*Stated goal*. Rewrite the lines from the start through the line containing "command-line-1: C:\>npx sierpinski-carpet-cli", inclusive, changing every "sierpinski-carpet-cli" to "menger-sponge-cli" and leaving everything else untouched.

*Supplied records*.

· · · · ·

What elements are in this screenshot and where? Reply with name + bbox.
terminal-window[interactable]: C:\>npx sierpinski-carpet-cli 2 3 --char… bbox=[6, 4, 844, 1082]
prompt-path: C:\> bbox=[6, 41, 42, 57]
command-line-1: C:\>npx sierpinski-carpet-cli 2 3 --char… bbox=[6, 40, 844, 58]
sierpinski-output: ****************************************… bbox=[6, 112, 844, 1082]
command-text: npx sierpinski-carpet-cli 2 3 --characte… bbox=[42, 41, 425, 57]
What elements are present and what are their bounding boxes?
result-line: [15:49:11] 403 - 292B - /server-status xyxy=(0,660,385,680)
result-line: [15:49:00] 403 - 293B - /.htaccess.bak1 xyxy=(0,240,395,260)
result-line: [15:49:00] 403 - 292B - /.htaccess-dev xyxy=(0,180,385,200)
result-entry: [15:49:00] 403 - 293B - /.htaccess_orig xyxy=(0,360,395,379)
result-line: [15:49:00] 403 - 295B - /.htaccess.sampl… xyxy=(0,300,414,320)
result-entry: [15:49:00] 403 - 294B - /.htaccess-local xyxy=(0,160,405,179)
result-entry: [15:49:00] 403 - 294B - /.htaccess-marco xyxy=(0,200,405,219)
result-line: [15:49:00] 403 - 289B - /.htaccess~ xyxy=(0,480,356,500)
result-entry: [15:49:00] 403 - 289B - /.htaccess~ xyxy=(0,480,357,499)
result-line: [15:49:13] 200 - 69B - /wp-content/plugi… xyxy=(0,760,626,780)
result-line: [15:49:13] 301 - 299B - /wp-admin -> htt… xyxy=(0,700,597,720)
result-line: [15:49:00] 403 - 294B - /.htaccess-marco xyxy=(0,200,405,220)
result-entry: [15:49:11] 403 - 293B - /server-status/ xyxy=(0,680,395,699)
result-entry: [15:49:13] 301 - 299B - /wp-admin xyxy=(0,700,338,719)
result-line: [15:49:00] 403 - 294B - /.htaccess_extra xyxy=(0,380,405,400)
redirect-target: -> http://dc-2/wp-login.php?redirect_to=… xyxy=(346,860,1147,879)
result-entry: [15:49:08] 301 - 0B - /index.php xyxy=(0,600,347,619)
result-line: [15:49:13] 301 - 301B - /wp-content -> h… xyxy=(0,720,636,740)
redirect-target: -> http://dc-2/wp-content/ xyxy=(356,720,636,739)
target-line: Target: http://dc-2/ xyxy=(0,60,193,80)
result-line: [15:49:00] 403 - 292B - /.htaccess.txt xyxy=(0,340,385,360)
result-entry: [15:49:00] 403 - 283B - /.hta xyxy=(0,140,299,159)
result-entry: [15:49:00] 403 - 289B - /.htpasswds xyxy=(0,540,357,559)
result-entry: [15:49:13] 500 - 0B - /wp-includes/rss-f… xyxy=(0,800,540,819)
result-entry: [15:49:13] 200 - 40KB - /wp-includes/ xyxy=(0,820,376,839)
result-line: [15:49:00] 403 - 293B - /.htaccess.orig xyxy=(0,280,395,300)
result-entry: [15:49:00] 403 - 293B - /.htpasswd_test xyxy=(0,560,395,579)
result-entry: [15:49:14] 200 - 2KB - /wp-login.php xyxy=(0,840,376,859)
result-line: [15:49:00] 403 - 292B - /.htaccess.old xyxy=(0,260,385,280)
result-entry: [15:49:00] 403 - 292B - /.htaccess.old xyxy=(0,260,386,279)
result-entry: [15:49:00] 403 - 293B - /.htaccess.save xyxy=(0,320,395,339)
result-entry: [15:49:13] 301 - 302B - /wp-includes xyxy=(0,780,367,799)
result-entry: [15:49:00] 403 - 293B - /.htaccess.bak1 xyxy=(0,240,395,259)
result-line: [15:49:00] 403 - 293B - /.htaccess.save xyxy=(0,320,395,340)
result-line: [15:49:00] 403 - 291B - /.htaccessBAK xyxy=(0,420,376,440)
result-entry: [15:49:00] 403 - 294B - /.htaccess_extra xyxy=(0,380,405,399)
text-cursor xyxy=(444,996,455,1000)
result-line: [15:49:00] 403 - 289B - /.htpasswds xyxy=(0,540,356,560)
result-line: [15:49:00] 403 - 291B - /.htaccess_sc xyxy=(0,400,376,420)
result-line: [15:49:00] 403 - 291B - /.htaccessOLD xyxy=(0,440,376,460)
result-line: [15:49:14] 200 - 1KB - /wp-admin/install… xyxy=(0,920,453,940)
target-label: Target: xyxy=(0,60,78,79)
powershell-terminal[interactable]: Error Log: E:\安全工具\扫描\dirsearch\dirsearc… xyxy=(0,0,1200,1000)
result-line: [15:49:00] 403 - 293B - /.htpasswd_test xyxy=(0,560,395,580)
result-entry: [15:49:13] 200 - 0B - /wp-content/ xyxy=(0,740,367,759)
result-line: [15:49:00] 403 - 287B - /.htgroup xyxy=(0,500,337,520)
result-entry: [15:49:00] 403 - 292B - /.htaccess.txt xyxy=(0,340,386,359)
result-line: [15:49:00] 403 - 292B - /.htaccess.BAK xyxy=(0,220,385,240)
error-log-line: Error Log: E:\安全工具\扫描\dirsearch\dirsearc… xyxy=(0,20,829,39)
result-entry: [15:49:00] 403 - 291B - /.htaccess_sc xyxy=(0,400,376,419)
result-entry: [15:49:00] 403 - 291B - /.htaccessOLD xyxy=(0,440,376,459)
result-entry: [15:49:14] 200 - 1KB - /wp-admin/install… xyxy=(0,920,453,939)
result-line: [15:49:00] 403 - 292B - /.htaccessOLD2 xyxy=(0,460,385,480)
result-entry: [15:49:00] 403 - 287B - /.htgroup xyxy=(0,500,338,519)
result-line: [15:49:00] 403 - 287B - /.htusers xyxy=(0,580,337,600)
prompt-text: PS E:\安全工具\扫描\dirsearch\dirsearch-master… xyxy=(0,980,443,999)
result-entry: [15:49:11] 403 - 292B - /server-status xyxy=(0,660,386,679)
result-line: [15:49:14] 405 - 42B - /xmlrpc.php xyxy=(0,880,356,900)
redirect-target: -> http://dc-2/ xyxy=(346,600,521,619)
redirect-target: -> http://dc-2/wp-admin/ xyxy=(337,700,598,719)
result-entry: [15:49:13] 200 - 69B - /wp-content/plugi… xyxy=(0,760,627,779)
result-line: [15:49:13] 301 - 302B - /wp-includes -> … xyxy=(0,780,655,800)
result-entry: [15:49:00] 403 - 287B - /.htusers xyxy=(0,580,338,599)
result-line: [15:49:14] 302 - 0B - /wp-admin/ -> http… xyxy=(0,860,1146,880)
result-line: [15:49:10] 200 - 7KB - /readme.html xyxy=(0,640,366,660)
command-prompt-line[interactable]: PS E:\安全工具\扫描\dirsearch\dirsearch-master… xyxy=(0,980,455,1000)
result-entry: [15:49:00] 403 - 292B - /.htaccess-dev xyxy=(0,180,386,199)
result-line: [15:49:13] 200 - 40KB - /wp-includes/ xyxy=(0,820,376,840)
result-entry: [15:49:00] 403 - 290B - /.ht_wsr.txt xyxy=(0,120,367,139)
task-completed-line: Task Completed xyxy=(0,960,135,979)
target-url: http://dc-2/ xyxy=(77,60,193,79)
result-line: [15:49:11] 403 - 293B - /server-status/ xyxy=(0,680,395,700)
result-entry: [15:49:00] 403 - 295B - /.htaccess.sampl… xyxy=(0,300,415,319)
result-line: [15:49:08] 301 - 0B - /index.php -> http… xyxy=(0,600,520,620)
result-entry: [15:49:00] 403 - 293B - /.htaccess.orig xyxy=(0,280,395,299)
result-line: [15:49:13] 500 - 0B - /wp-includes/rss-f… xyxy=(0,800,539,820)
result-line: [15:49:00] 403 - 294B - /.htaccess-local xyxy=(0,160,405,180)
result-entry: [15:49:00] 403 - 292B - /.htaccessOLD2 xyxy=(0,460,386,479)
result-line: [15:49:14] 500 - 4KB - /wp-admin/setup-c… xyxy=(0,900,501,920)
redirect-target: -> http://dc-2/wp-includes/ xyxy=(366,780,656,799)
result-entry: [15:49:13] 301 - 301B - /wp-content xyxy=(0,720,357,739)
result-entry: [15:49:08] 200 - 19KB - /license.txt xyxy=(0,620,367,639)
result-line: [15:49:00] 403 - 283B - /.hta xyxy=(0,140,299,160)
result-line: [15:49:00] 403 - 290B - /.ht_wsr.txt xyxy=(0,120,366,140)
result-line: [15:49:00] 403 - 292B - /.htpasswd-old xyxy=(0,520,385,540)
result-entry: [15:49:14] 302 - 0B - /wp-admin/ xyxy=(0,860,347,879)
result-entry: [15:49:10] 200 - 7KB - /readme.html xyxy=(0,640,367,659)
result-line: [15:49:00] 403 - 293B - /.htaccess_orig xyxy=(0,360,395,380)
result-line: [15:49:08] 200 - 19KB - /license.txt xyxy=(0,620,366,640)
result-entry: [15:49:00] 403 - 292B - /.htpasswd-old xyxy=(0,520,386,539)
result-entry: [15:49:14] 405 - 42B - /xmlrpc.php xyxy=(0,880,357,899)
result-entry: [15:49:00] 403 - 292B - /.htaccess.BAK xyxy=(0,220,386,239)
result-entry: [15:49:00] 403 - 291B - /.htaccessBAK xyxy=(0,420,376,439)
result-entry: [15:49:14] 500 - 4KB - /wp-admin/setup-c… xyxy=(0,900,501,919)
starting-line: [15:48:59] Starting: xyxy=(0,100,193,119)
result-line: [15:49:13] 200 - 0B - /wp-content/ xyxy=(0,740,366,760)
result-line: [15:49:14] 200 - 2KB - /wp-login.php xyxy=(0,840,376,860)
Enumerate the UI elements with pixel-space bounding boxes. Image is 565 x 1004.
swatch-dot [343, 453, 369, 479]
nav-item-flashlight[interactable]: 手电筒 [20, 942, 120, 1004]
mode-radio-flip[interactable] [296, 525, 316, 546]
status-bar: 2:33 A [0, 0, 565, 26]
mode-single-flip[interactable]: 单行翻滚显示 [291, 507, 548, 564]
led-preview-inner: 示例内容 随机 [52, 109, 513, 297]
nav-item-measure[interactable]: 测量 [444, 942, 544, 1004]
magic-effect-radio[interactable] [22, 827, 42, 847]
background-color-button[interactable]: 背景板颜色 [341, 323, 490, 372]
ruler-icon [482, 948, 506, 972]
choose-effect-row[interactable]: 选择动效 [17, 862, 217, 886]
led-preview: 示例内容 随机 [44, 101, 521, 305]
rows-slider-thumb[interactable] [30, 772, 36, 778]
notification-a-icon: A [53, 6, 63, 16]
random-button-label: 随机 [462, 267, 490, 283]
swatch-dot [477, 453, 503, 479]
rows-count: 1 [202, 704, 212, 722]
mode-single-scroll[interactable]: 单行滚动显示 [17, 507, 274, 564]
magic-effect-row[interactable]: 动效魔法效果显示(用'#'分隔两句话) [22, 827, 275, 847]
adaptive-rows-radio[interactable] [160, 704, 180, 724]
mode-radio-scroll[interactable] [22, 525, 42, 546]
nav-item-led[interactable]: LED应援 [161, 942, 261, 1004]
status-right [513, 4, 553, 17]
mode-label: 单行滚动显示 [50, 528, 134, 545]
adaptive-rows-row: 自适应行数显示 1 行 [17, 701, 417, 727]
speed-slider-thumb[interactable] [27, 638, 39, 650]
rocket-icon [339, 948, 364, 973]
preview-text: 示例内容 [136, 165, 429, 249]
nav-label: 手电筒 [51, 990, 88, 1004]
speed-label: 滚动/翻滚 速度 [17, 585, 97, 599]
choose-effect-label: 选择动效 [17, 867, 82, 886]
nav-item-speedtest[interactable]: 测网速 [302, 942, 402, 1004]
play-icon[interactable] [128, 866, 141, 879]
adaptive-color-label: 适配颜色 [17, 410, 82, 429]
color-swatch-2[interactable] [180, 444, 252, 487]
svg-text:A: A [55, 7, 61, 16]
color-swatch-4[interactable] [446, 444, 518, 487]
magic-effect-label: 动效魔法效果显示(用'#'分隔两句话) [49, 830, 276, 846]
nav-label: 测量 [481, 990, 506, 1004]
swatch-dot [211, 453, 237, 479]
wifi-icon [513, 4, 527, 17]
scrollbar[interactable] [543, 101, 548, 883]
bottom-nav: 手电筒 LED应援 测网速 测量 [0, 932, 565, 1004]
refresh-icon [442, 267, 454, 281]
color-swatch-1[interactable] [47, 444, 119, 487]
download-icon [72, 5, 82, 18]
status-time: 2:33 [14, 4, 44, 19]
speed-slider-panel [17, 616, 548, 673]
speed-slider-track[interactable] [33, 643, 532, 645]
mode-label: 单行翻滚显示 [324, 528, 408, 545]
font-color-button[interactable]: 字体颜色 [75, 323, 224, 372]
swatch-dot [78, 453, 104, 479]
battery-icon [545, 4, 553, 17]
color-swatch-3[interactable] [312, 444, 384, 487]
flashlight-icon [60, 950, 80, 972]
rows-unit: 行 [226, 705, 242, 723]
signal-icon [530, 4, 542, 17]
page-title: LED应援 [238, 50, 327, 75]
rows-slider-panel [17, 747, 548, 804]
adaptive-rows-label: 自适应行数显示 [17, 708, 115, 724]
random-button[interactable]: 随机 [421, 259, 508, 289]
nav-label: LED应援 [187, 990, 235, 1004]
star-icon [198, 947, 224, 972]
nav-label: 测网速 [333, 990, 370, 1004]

· · · · ·

*Response*.
What elements are in this screenshot and where? Reply with name + bbox.
terminal-window[interactable]: C:\>npx menger-sponge-cli 2 3 --char… bbox=[6, 4, 844, 1082]
prompt-path: C:\> bbox=[6, 41, 42, 57]
command-line-1: C:\>npx menger-sponge-cli 2 3 --char… bbox=[6, 40, 844, 58]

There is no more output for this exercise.